** Begin Data records **

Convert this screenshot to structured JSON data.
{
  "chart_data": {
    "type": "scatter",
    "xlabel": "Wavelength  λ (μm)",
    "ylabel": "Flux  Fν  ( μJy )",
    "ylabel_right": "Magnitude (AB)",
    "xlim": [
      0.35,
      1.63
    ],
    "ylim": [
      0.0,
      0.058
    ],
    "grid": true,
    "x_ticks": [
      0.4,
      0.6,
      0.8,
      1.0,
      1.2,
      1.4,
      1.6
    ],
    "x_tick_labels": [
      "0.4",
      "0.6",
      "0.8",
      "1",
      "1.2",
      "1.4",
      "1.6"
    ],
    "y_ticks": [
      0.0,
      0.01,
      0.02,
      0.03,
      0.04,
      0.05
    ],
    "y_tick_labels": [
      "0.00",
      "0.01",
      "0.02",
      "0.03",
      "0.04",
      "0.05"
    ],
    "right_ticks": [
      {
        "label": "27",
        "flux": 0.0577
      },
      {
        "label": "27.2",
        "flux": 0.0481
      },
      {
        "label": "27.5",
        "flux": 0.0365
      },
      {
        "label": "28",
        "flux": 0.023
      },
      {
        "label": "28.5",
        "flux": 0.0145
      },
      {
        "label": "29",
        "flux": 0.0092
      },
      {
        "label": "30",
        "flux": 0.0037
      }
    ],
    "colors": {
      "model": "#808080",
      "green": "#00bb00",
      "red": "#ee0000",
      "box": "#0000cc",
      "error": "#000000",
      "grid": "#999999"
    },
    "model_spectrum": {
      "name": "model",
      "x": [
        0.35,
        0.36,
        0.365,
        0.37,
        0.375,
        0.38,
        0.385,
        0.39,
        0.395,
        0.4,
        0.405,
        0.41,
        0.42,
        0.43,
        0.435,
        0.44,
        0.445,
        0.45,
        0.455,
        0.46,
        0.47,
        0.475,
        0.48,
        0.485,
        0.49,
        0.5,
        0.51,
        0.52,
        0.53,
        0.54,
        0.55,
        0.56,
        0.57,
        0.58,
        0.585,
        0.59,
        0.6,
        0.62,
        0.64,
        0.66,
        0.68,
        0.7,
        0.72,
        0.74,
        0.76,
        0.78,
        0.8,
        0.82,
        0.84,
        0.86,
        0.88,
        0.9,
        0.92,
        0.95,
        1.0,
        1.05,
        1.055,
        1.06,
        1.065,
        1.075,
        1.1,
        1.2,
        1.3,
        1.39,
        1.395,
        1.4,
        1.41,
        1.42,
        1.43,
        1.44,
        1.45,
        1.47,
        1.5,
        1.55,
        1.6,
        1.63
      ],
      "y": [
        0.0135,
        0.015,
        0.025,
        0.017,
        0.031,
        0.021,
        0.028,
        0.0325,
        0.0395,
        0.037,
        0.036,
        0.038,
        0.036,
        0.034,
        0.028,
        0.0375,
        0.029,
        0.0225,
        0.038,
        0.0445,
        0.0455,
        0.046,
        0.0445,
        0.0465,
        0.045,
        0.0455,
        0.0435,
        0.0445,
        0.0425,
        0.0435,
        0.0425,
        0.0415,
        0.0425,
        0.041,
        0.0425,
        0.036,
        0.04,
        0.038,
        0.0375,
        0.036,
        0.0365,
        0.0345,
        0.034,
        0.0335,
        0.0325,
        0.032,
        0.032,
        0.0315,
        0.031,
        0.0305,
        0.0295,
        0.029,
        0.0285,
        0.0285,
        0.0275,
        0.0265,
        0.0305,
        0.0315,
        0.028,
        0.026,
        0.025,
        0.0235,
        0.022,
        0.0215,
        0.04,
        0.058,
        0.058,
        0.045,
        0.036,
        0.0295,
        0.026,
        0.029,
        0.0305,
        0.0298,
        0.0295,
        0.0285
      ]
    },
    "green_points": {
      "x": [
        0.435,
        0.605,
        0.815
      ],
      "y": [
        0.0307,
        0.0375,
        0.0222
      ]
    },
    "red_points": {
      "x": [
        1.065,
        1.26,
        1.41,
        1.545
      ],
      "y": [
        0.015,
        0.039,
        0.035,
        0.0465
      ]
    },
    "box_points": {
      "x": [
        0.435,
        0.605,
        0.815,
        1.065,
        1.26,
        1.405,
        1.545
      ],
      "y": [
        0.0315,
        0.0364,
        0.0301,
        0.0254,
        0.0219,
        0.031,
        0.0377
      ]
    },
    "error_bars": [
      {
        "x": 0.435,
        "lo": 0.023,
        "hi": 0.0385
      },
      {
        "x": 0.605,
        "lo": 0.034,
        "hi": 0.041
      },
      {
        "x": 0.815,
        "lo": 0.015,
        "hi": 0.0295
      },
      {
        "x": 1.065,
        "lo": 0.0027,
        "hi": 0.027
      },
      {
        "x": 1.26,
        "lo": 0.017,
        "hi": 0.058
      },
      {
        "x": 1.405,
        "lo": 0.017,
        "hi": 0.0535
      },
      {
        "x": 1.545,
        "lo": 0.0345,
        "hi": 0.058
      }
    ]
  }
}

** End Data records **

* [Exercise brief]
Extract each line from the listing above, please, and repeat it exactly.

* [Solution]
Convert this screenshot to structured JSON data.
{
  "chart_data": {
    "type": "scatter",
    "xlabel": "Wavelength  λ (μm)",
    "ylabel": "Flux  Fν  ( μJy )",
    "ylabel_right": "Magnitude (AB)",
    "xlim": [
      0.35,
      1.63
    ],
    "ylim": [
      0.0,
      0.058
    ],
    "grid": true,
    "x_ticks": [
      0.4,
      0.6,
      0.8,
      1.0,
      1.2,
      1.4,
      1.6
    ],
    "x_tick_labels": [
      "0.4",
      "0.6",
      "0.8",
      "1",
      "1.2",
      "1.4",
      "1.6"
    ],
    "y_ticks": [
      0.0,
      0.01,
      0.02,
      0.03,
      0.04,
      0.05
    ],
    "y_tick_labels": [
      "0.00",
      "0.01",
      "0.02",
      "0.03",
      "0.04",
      "0.05"
    ],
    "right_ticks": [
      {
        "label": "27",
        "flux": 0.0577
      },
      {
        "label": "27.2",
        "flux": 0.0481
      },
      {
        "label": "27.5",
        "flux": 0.0365
      },
      {
        "label": "28",
        "flux": 0.023
      },
      {
        "label": "28.5",
        "flux": 0.0145
      },
      {
        "label": "29",
        "flux": 0.0092
      },
      {
        "label": "30",
        "flux": 0.0037
      }
    ],
    "colors": {
      "model": "#808080",
      "green": "#00bb00",
      "red": "#ee0000",
      "box": "#0000cc",
      "error": "#000000",
      "grid": "#999999"
    },
    "model_spectrum": {
      "name": "model",
      "x": [
        0.35,
        0.36,
        0.365,
        0.37,
        0.375,
        0.38,
        0.385,
        0.39,
        0.395,
        0.4,
        0.405,
        0.41,
        0.42,
        0.43,
        0.435,
        0.44,
        0.445,
        0.45,
        0.455,
        0.46,
        0.47,
        0.475,
        0.48,
        0.485,
        0.49,
        0.5,
        0.51,
        0.52,
        0.53,
        0.54,
        0.55,
        0.56,
        0.57,
        0.58,
        0.585,
        0.59,
        0.6,
        0.62,
        0.64,
        0.66,
        0.68,
        0.7,
        0.72,
        0.74,
        0.76,
        0.78,
        0.8,
        0.82,
        0.84,
        0.86,
        0.88,
        0.9,
        0.92,
        0.95,
        1.0,
        1.05,
        1.055,
        1.06,
        1.065,
        1.075,
        1.1,
        1.2,
        1.3,
        1.39,
        1.395,
        1.4,
        1.41,
        1.42,
        1.43,
        1.44,
        1.45,
        1.47,
        1.5,
        1.55,
        1.6,
        1.63
      ],
      "y": [
        0.0135,
        0.015,
        0.025,
        0.017,
        0.031,
        0.021,
        0.028,
        0.0325,
        0.0395,
        0.037,
        0.036,
        0.038,
        0.036,
        0.034,
        0.028,
        0.0375,
        0.029,
        0.0225,
        0.038,
        0.0445,
        0.0455,
        0.046,
        0.0445,
        0.0465,
        0.045,
        0.0455,
        0.0435,
        0.0445,
        0.0425,
        0.0435,
        0.0425,
        0.0415,
        0.0425,
        0.041,
        0.0425,
        0.036,
        0.04,
        0.038,
        0.0375,
        0.036,
        0.0365,
        0.0345,
        0.034,
        0.0335,
        0.0325,
        0.032,
        0.032,
        0.0315,
        0.031,
        0.0305,
        0.0295,
        0.029,
        0.0285,
        0.0285,
        0.0275,
        0.0265,
        0.0305,
        0.0315,
        0.028,
        0.026,
        0.025,
        0.0235,
        0.022,
        0.0215,
        0.04,
        0.058,
        0.058,
        0.045,
        0.036,
        0.0295,
        0.026,
        0.029,
        0.0305,
        0.0298,
        0.0295,
        0.0285
      ]
    },
    "green_points": {
      "x": [
        0.435,
        0.605,
        0.815
      ],
      "y": [
        0.0307,
        0.0375,
        0.0222
      ]
    },
    "red_points": {
      "x": [
        1.065,
        1.26,
        1.41,
        1.545
      ],
      "y": [
        0.015,
        0.039,
        0.035,
        0.0465
      ]
    },
    "box_points": {
      "x": [
        0.435,
        0.605,
        0.815,
        1.065,
        1.26,
        1.405,
        1.545
      ],
      "y": [
        0.0315,
        0.0364,
        0.0301,
        0.0254,
        0.0219,
        0.031,
        0.0377
      ]
    },
    "error_bars": [
      {
        "x": 0.435,
        "lo": 0.023,
        "hi": 0.0385
      },
      {
        "x": 0.605,
        "lo": 0.034,
        "hi": 0.041
      },
      {
        "x": 0.815,
        "lo": 0.015,
        "hi": 0.0295
      },
      {
        "x": 1.065,
        "lo": 0.0027,
        "hi": 0.027
      },
      {
        "x": 1.26,
        "lo": 0.017,
        "hi": 0.058
      },
      {
        "x": 1.405,
        "lo": 0.017,
        "hi": 0.0535
      },
      {
        "x": 1.545,
        "lo": 0.0345,
        "hi": 0.058
      }
    ]
  }
}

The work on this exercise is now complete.